◆ Records for this exercise:
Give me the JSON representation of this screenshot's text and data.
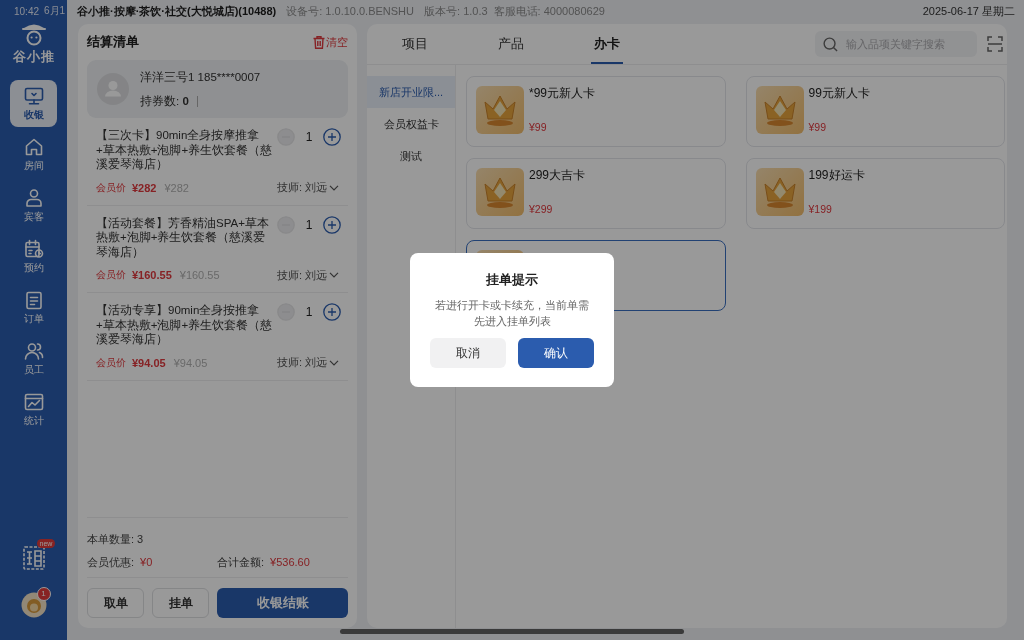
{
  "status_bar": {
    "time": "10:42",
    "date": "6月1"
  },
  "header": {
    "store": "谷小推·按摩·茶饮·社交(大悦城店)(10488)",
    "device": "设备号: 1.0.10.0.BENSHU",
    "version": "版本号: 1.0.3",
    "hotline": "客服电话: 4000080629",
    "datetime": "2025-06-17 星期二"
  },
  "sidebar": {
    "logo": "谷小推",
    "items": [
      {
        "label": "收银",
        "selected": true
      },
      {
        "label": "房间",
        "selected": false
      },
      {
        "label": "宾客",
        "selected": false
      },
      {
        "label": "预约",
        "selected": false
      },
      {
        "label": "订单",
        "selected": false
      },
      {
        "label": "员工",
        "selected": false
      },
      {
        "label": "统计",
        "selected": false
      }
    ],
    "promo_badge": "new",
    "notification_count": "1"
  },
  "checkout": {
    "title": "结算清单",
    "clear": "清空",
    "member": {
      "name": "洋洋三号1 185****0007",
      "coupons": "持券数: **0**"
    },
    "items": [
      {
        "title": "【三次卡】90min全身按摩推拿+草本热敷+泡脚+养生饮套餐（慈溪爱琴海店）",
        "decrease_disabled": true,
        "quantity": "1",
        "member_price_label": "会员价",
        "member_price": "¥282",
        "price": "¥282",
        "therapist": "技师: 刘远"
      },
      {
        "title": "【活动套餐】芳香精油SPA+草本热敷+泡脚+养生饮套餐（慈溪爱琴海店）",
        "decrease_disabled": true,
        "quantity": "1",
        "member_price_label": "会员价",
        "member_price": "¥160.55",
        "price": "¥160.55",
        "therapist": "技师: 刘远"
      },
      {
        "title": "【活动专享】90min全身按推拿+草本热敷+泡脚+养生饮套餐（慈溪爱琴海店）",
        "decrease_disabled": true,
        "quantity": "1",
        "member_price_label": "会员价",
        "member_price": "¥94.05",
        "price": "¥94.05",
        "therapist": "技师: 刘远"
      }
    ],
    "summary": {
      "count": "本单数量: 3",
      "discount_label": "会员优惠:",
      "discount": "¥0",
      "total_label": "合计金额:",
      "total": "¥536.60"
    },
    "buttons": [
      {
        "label": "取单",
        "kind": "secondary"
      },
      {
        "label": "挂单",
        "kind": "secondary"
      },
      {
        "label": "收银结账",
        "kind": "primary"
      }
    ]
  },
  "catalog": {
    "tabs": [
      {
        "label": "项目",
        "selected": false
      },
      {
        "label": "产品",
        "selected": false
      },
      {
        "label": "办卡",
        "selected": true
      }
    ],
    "search": {
      "placeholder": "输入品项关键字搜索"
    },
    "categories": [
      {
        "label": "新店开业限...",
        "selected": true
      },
      {
        "label": "会员权益卡",
        "selected": false
      },
      {
        "label": "测试",
        "selected": false
      }
    ],
    "cards": [
      {
        "name": "*99元新人卡",
        "price": "¥99",
        "selected": false
      },
      {
        "name": "99元新人卡",
        "price": "¥99",
        "selected": false
      },
      {
        "name": "299大吉卡",
        "price": "¥299",
        "selected": false
      },
      {
        "name": "199好运卡",
        "price": "¥199",
        "selected": false
      },
      {
        "selected": true
      }
    ]
  },
  "dialog": {
    "title": "挂单提示",
    "message": "若进行开卡或卡续充，当前单需先进入挂单列表",
    "buttons": [
      {
        "label": "取消",
        "kind": "secondary"
      },
      {
        "label": "确认",
        "kind": "primary"
      }
    ]
  }
}
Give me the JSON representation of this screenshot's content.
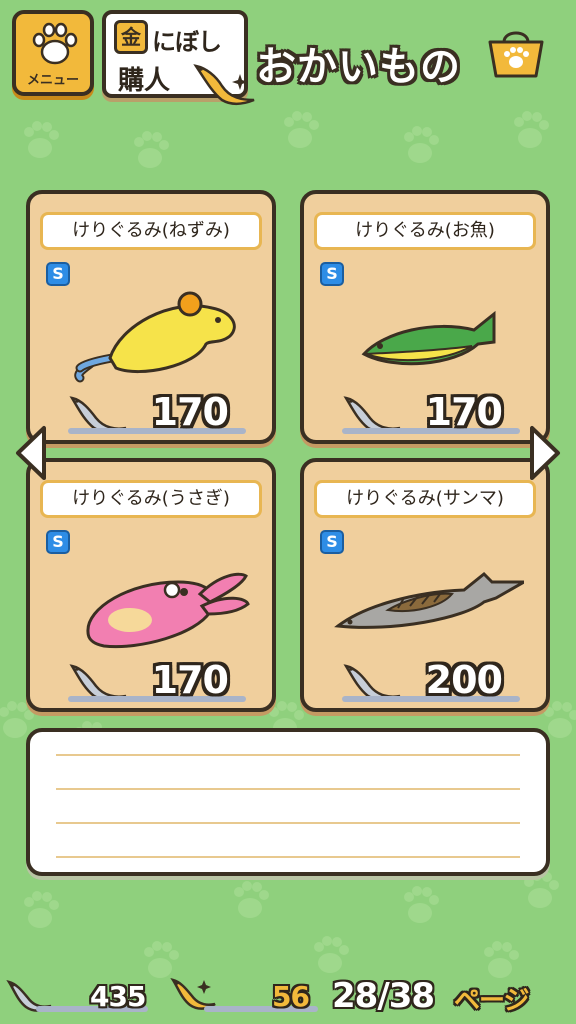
{
  "header": {
    "menu_label": "メニュー",
    "shop_kanji": "金",
    "shop_line1": "にぼし",
    "shop_line2": "購人",
    "title": "おかいもの"
  },
  "items": [
    {
      "name": "けりぐるみ(ねずみ)",
      "rank": "S",
      "price": "170"
    },
    {
      "name": "けりぐるみ(お魚)",
      "rank": "S",
      "price": "170"
    },
    {
      "name": "けりぐるみ(うさぎ)",
      "rank": "S",
      "price": "170"
    },
    {
      "name": "けりぐるみ(サンマ)",
      "rank": "S",
      "price": "200"
    }
  ],
  "footer": {
    "niboshi_count": "435",
    "gold_niboshi_count": "56",
    "page": "28/38",
    "page_suffix": "ページ"
  },
  "colors": {
    "background": "#8fd07d",
    "card": "#f0cf9d",
    "accent_gold": "#f2b93b",
    "badge_blue": "#2e8de6"
  },
  "icons": [
    "paw-icon",
    "niboshi-icon",
    "gold-niboshi-icon",
    "shopping-bag-icon",
    "arrow-left-icon",
    "arrow-right-icon"
  ]
}
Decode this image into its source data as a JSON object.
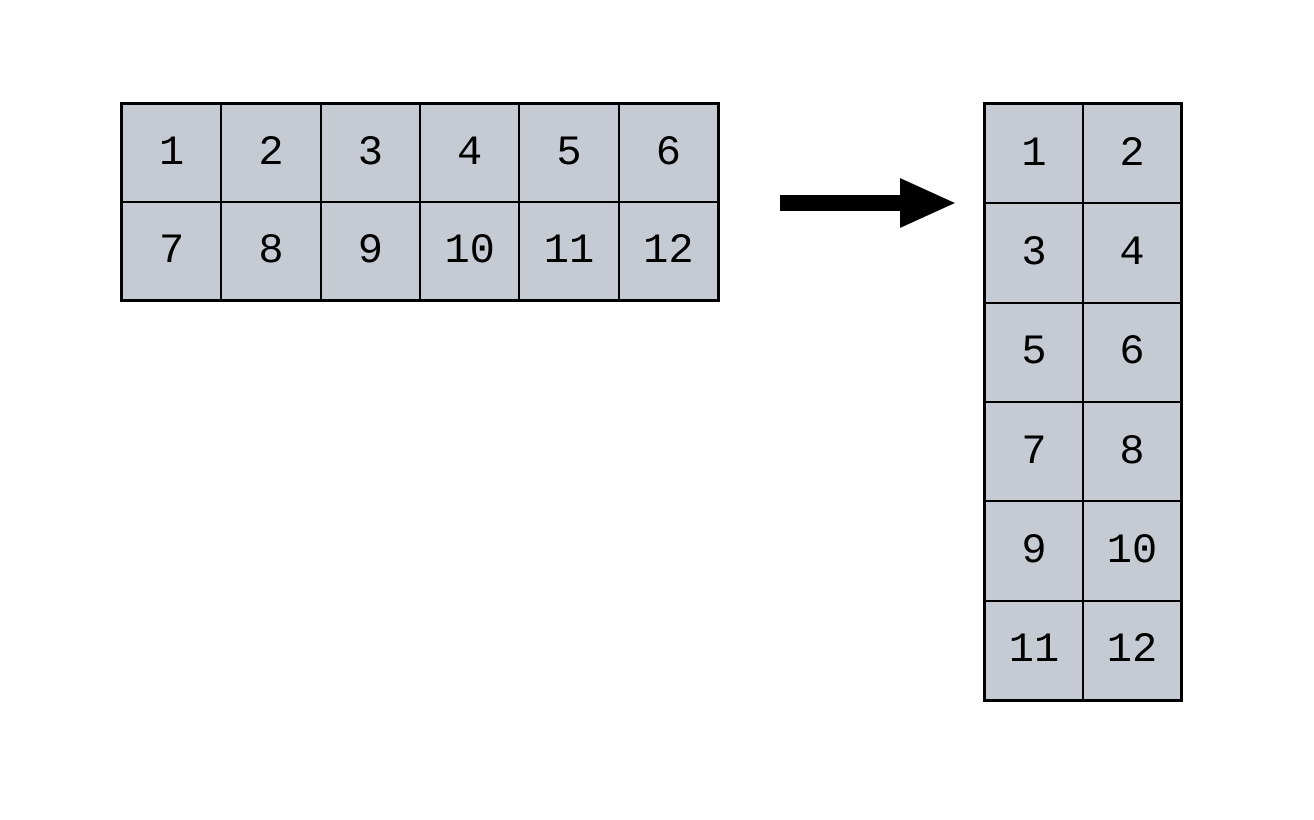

◆ Set task: Pictures stay out; repeat all the rest of the records exactly.

◆ Answer below:
Give me the JSON representation of this screenshot's text and data.
{
  "status_bar": {
    "time": "10:42",
    "date": "6月1"
  },
  "header": {
    "store": "谷小推·按摩·茶饮·社交(大悦城店)(10488)",
    "device": "设备号: 1.0.10.0.BENSHU",
    "version": "版本号: 1.0.3",
    "hotline": "客服电话: 4000080629",
    "datetime": "2025-06-17 星期二"
  },
  "sidebar": {
    "logo": "谷小推",
    "items": [
      {
        "label": "收银",
        "selected": true
      },
      {
        "label": "房间",
        "selected": false
      },
      {
        "label": "宾客",
        "selected": false
      },
      {
        "label": "预约",
        "selected": false
      },
      {
        "label": "订单",
        "selected": false
      },
      {
        "label": "员工",
        "selected": false
      },
      {
        "label": "统计",
        "selected": false
      }
    ],
    "promo_badge": "new",
    "notification_count": "1"
  },
  "checkout": {
    "title": "结算清单",
    "clear": "清空",
    "member": {
      "name": "洋洋三号1 185****0007",
      "coupons": "持券数: **0**"
    },
    "items": [
      {
        "title": "【三次卡】90min全身按摩推拿+草本热敷+泡脚+养生饮套餐（慈溪爱琴海店）",
        "decrease_disabled": true,
        "quantity": "1",
        "member_price_label": "会员价",
        "member_price": "¥282",
        "price": "¥282",
        "therapist": "技师: 刘远"
      },
      {
        "title": "【活动套餐】芳香精油SPA+草本热敷+泡脚+养生饮套餐（慈溪爱琴海店）",
        "decrease_disabled": true,
        "quantity": "1",
        "member_price_label": "会员价",
        "member_price": "¥160.55",
        "price": "¥160.55",
        "therapist": "技师: 刘远"
      },
      {
        "title": "【活动专享】90min全身按推拿+草本热敷+泡脚+养生饮套餐（慈溪爱琴海店）",
        "decrease_disabled": true,
        "quantity": "1",
        "member_price_label": "会员价",
        "member_price": "¥94.05",
        "price": "¥94.05",
        "therapist": "技师: 刘远"
      }
    ],
    "summary": {
      "count": "本单数量: 3",
      "discount_label": "会员优惠:",
      "discount": "¥0",
      "total_label": "合计金额:",
      "total": "¥536.60"
    },
    "buttons": [
      {
        "label": "取单",
        "kind": "secondary"
      },
      {
        "label": "挂单",
        "kind": "secondary"
      },
      {
        "label": "收银结账",
        "kind": "primary"
      }
    ]
  },
  "catalog": {
    "tabs": [
      {
        "label": "项目",
        "selected": false
      },
      {
        "label": "产品",
        "selected": false
      },
      {
        "label": "办卡",
        "selected": true
      }
    ],
    "search": {
      "placeholder": "输入品项关键字搜索"
    },
    "categories": [
      {
        "label": "新店开业限...",
        "selected": true
      },
      {
        "label": "会员权益卡",
        "selected": false
      },
      {
        "label": "测试",
        "selected": false
      }
    ],
    "cards": [
      {
        "name": "*99元新人卡",
        "price": "¥99",
        "selected": false
      },
      {
        "name": "99元新人卡",
        "price": "¥99",
        "selected": false
      },
      {
        "name": "299大吉卡",
        "price": "¥299",
        "selected": false
      },
      {
        "name": "199好运卡",
        "price": "¥199",
        "selected": false
      },
      {
        "selected": true
      }
    ]
  },
  "dialog": {
    "title": "挂单提示",
    "message": "若进行开卡或卡续充，当前单需先进入挂单列表",
    "buttons": [
      {
        "label": "取消",
        "kind": "secondary"
      },
      {
        "label": "确认",
        "kind": "primary"
      }
    ]
  }
}
Give me the JSON representation of this screenshot's content.
{
  "header": {
    "menu_label": "メニュー",
    "shop_kanji": "金",
    "shop_line1": "にぼし",
    "shop_line2": "購人",
    "title": "おかいもの"
  },
  "items": [
    {
      "name": "けりぐるみ(ねずみ)",
      "rank": "S",
      "price": "170"
    },
    {
      "name": "けりぐるみ(お魚)",
      "rank": "S",
      "price": "170"
    },
    {
      "name": "けりぐるみ(うさぎ)",
      "rank": "S",
      "price": "170"
    },
    {
      "name": "けりぐるみ(サンマ)",
      "rank": "S",
      "price": "200"
    }
  ],
  "footer": {
    "niboshi_count": "435",
    "gold_niboshi_count": "56",
    "page": "28/38",
    "page_suffix": "ページ"
  },
  "colors": {
    "background": "#8fd07d",
    "card": "#f0cf9d",
    "accent_gold": "#f2b93b",
    "badge_blue": "#2e8de6"
  },
  "icons": [
    "paw-icon",
    "niboshi-icon",
    "gold-niboshi-icon",
    "shopping-bag-icon",
    "arrow-left-icon",
    "arrow-right-icon"
  ]
}
Decode this image into its source data as a JSON object.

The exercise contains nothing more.